━━━━━ Testo dato ━━━━━

Ci sono parole antiche, piene di significato, importanti e allo stesso tempo trascurate, quasi dimenticate. Una di queste è perdono, un termine troppo spesso considerato sinonimo di debolezza oppure semplicemente un sentimento insensato, illogico, quasi estraneo all’uomo che non può perdonare, ma forse solo dimenticare.

Il poeta e scrittore Gian Luca Favetto prova a ritrovare il senso di questa parola mettendola anche in relazione con un termine oggigiorno più fortunato: dono.

Lo fa invitandoci a viaggiare assieme a lui attraverso le sue esperienze, i personaggi letterari e reali che ha incontrato, i luoghi mitici e concreti che ha visitato. E ci offre come guida il suo ultimo lavoro, Qualcosa che si impara (NN Edizioni, 2018, Euro14 euro, pp. 176), un libro che sembra voler partire da una grande domanda che poniamo proprio a Gian Luca Favetto.

Che cos’è il perdono?

━━━━━ Dati forniti ━━━━━

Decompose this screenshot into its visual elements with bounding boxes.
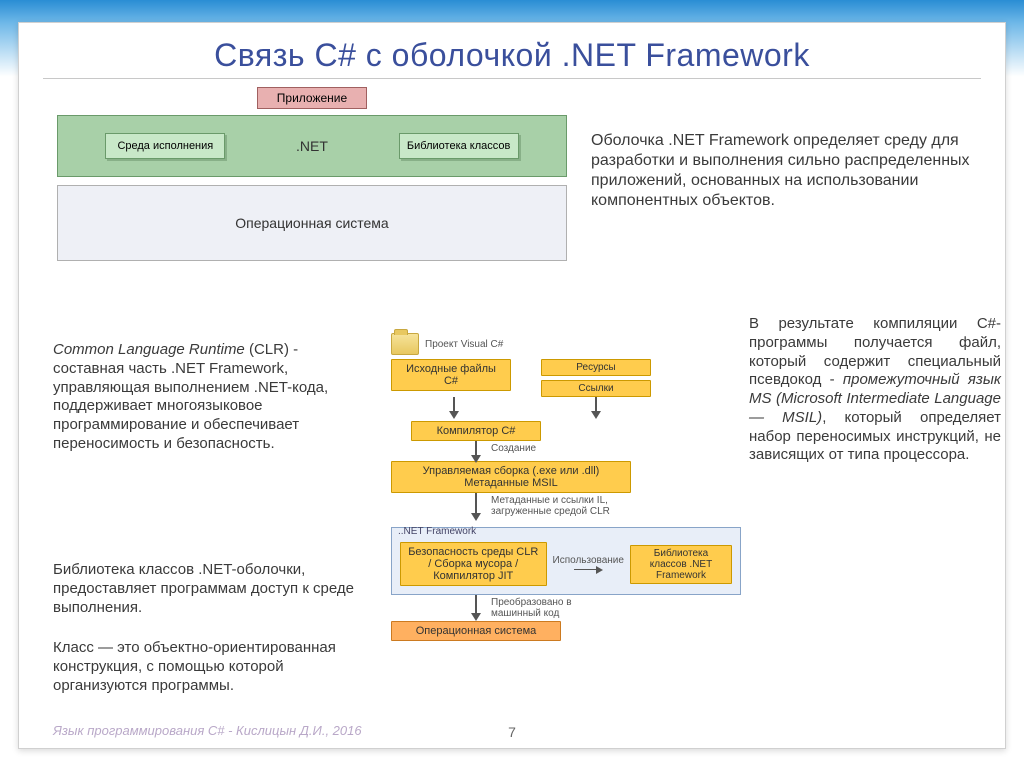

━━━━━

▶ **Compiti scritti**:
1) Nel testo sul perdono, con quale termine oggi più fortunato Favetto mette in relazione la parola perdono?
2) Indica se ciascuna affermazione concorda con il testo sul perdono, citando le parole decisive: (a) Il libro Qualcosa che si impara è uscito nel 2018 presso NN Edizioni. (b) Il libro conta 300 pagine. (c) Gian Luca Favetto è presentato come poeta e scrittore.
3) Per favore, completa la parte successiva del testo sul perdono, riprendendo da dove si ferma.
Le righe non hanno alcun ruolo in questo lavoro.

▶ **Risposte in ordine**:
1) Con il termine dono.

2) (a) Sì: «NN Edizioni, 2018». (b) No: «pp. 176». (c) Sì: «Il poeta e scrittore Gian Luca Favetto».

3)
"È quella cosa che ho cercato di inseguire, indagare, scoprire scrivendo il libro, seguendo le idee e le storie che incontravo e che arrivavano. Non avendo una convinzione forte, una fede salda, una certezza da comunicare, ma solo dubbi e domande e tentativi da condividere, mi sembra di essere arrivato a intuire che il perdono, più di un concetto, è un’azione".

In che senso è un’azione?

"È qualcosa di fisico. Ed è un dono, un abbandono. Ed è un percorso. E il percorso non si può restituire in una frase, ma si deve, per l’appunto, percorrere, pagina dopo pagina, ci si deve fare lettori e incontrare chi ho incontrato io: Priamo, Achille, Ulisse, l’Innominato, Casanova, il figliol prodigo, Pasolini, mio padre, mia madre, Lione, Benares, Matera, Roma, Macbeth, Prospero, i miei amici. Bisogna 'farsi lettura' come io mi sono 'fatto scrittura'".

Ma il perdono oggi non è fuorimoda?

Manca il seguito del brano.